**Work to be completed**
Every entry below must be repeated exactly; skip the pictures.

**Material for this exercise**
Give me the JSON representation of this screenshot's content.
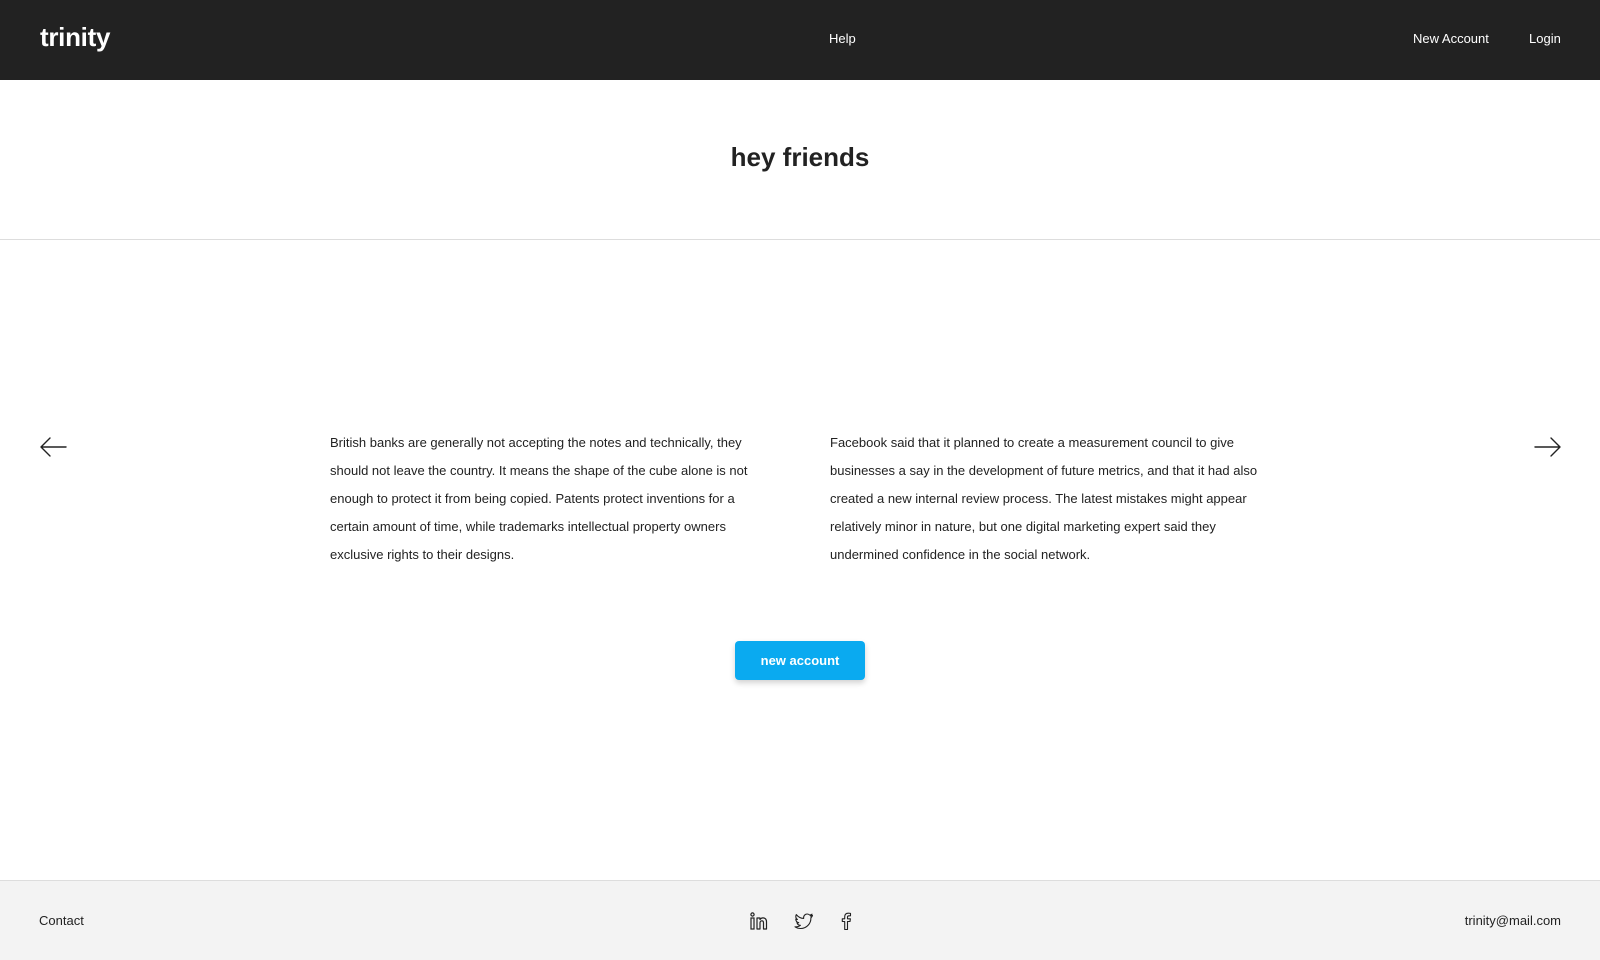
{
  "header": {
    "brand": "trinity",
    "nav": {
      "help": "Help",
      "new_account": "New Account",
      "login": "Login"
    }
  },
  "hero": {
    "title": "hey friends"
  },
  "carousel": {
    "prev_icon": "arrow-left-icon",
    "next_icon": "arrow-right-icon",
    "columns": [
      {
        "text": "British banks are generally not accepting the notes and technically, they should not leave the country. It means the shape of the cube alone is not enough to protect it from being copied. Patents protect inventions for a certain amount of time, while trademarks intellectual property owners exclusive rights to their designs."
      },
      {
        "text": "Facebook said that it planned to create a measurement council to give businesses a say in the development of future metrics, and that it had also created a new internal review process. The latest mistakes might appear relatively minor in nature, but one digital marketing expert said they undermined confidence in the social network."
      }
    ]
  },
  "cta": {
    "label": "new account",
    "color": "#0aaaf0"
  },
  "footer": {
    "contact": "Contact",
    "email": "trinity@mail.com",
    "social_icons": [
      "linkedin-icon",
      "twitter-icon",
      "facebook-icon"
    ]
  },
  "colors": {
    "topbar": "#222222",
    "footer": "#f3f3f3",
    "text": "#222222"
  }
}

**Solution**
Give me the JSON representation of this screenshot's content.
{
  "header": {
    "brand": "trinity",
    "nav": {
      "help": "Help",
      "new_account": "New Account",
      "login": "Login"
    }
  },
  "hero": {
    "title": "hey friends"
  },
  "carousel": {
    "prev_icon": "arrow-left-icon",
    "next_icon": "arrow-right-icon",
    "columns": [
      {
        "text": "British banks are generally not accepting the notes and technically, they should not leave the country. It means the shape of the cube alone is not enough to protect it from being copied. Patents protect inventions for a certain amount of time, while trademarks intellectual property owners exclusive rights to their designs."
      },
      {
        "text": "Facebook said that it planned to create a measurement council to give businesses a say in the development of future metrics, and that it had also created a new internal review process. The latest mistakes might appear relatively minor in nature, but one digital marketing expert said they undermined confidence in the social network."
      }
    ]
  },
  "cta": {
    "label": "new account",
    "color": "#0aaaf0"
  },
  "footer": {
    "contact": "Contact",
    "email": "trinity@mail.com",
    "social_icons": [
      "linkedin-icon",
      "twitter-icon",
      "facebook-icon"
    ]
  },
  "colors": {
    "topbar": "#222222",
    "footer": "#f3f3f3",
    "text": "#222222"
  }
}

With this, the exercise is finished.